## WRITTEN INSTRUCTION
Please write the listing below out again exactly, leaving every picture behind.

>>>>>

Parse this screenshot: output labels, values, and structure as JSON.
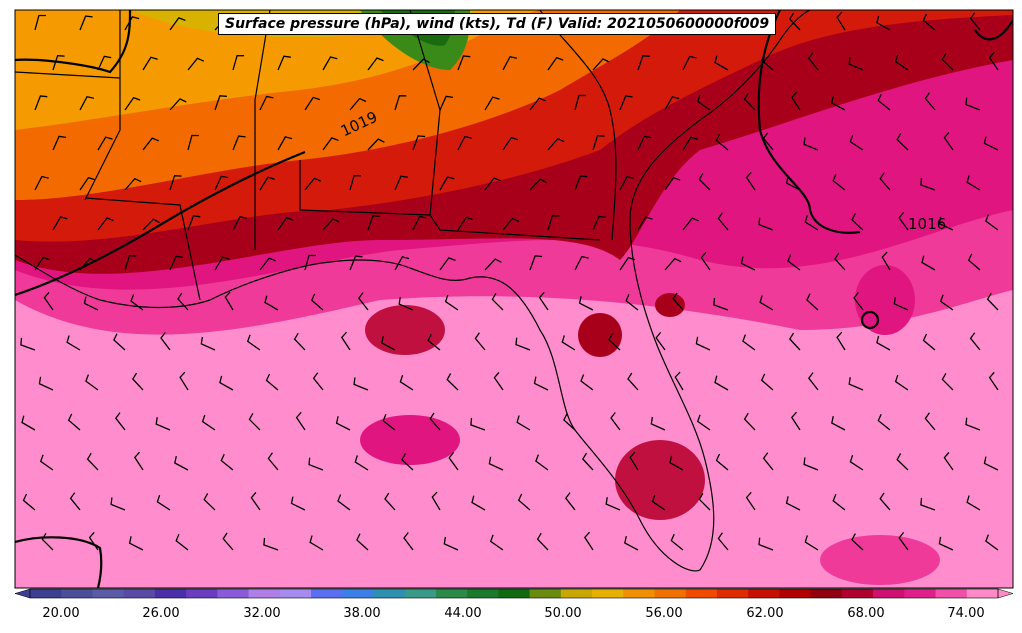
{
  "title": "Surface pressure (hPa), wind (kts), Td (F) Valid: 2021050600000f009",
  "isobar_labels": [
    "1019",
    "1016"
  ],
  "colorbar": {
    "ticks": [
      "20.00",
      "26.00",
      "32.00",
      "38.00",
      "44.00",
      "50.00",
      "56.00",
      "62.00",
      "68.00",
      "74.00"
    ],
    "colors": [
      "#3a3f8f",
      "#4a4f9c",
      "#5a5aa8",
      "#5a4aa8",
      "#4b2fa8",
      "#6a3cc0",
      "#8a5ad8",
      "#b07ee8",
      "#a58af0",
      "#5a70f0",
      "#3a80e8",
      "#2f8fb0",
      "#3a9a8a",
      "#2a8a4a",
      "#1a7a2a",
      "#0f6a10",
      "#6a8a10",
      "#c8a800",
      "#e8b000",
      "#f09000",
      "#f07000",
      "#f04a00",
      "#e02a00",
      "#c81000",
      "#b00000",
      "#900010",
      "#b00030",
      "#d01070",
      "#e0208a",
      "#f050a8",
      "#ff8ac8"
    ]
  },
  "colors": {
    "bg_pink": "#ff8ccc",
    "mid_pink": "#f03a9a",
    "magenta": "#e0157f",
    "dark_red": "#a8001a",
    "red": "#d41a0a",
    "orange": "#f26a00",
    "amber": "#f59a00",
    "gold": "#d9b200",
    "green": "#3a8a1a",
    "darkgreen": "#1a6a10"
  }
}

<<<<<

## THE REPLY
Parse this screenshot: output labels, values, and structure as JSON.
{
  "title": "Surface pressure (hPa), wind (kts), Td (F) Valid: 2021050600000f009",
  "isobar_labels": [
    "1019",
    "1016"
  ],
  "colorbar": {
    "ticks": [
      "20.00",
      "26.00",
      "32.00",
      "38.00",
      "44.00",
      "50.00",
      "56.00",
      "62.00",
      "68.00",
      "74.00"
    ],
    "colors": [
      "#3a3f8f",
      "#4a4f9c",
      "#5a5aa8",
      "#5a4aa8",
      "#4b2fa8",
      "#6a3cc0",
      "#8a5ad8",
      "#b07ee8",
      "#a58af0",
      "#5a70f0",
      "#3a80e8",
      "#2f8fb0",
      "#3a9a8a",
      "#2a8a4a",
      "#1a7a2a",
      "#0f6a10",
      "#6a8a10",
      "#c8a800",
      "#e8b000",
      "#f09000",
      "#f07000",
      "#f04a00",
      "#e02a00",
      "#c81000",
      "#b00000",
      "#900010",
      "#b00030",
      "#d01070",
      "#e0208a",
      "#f050a8",
      "#ff8ac8"
    ]
  },
  "colors": {
    "bg_pink": "#ff8ccc",
    "mid_pink": "#f03a9a",
    "magenta": "#e0157f",
    "dark_red": "#a8001a",
    "red": "#d41a0a",
    "orange": "#f26a00",
    "amber": "#f59a00",
    "gold": "#d9b200",
    "green": "#3a8a1a",
    "darkgreen": "#1a6a10"
  }
}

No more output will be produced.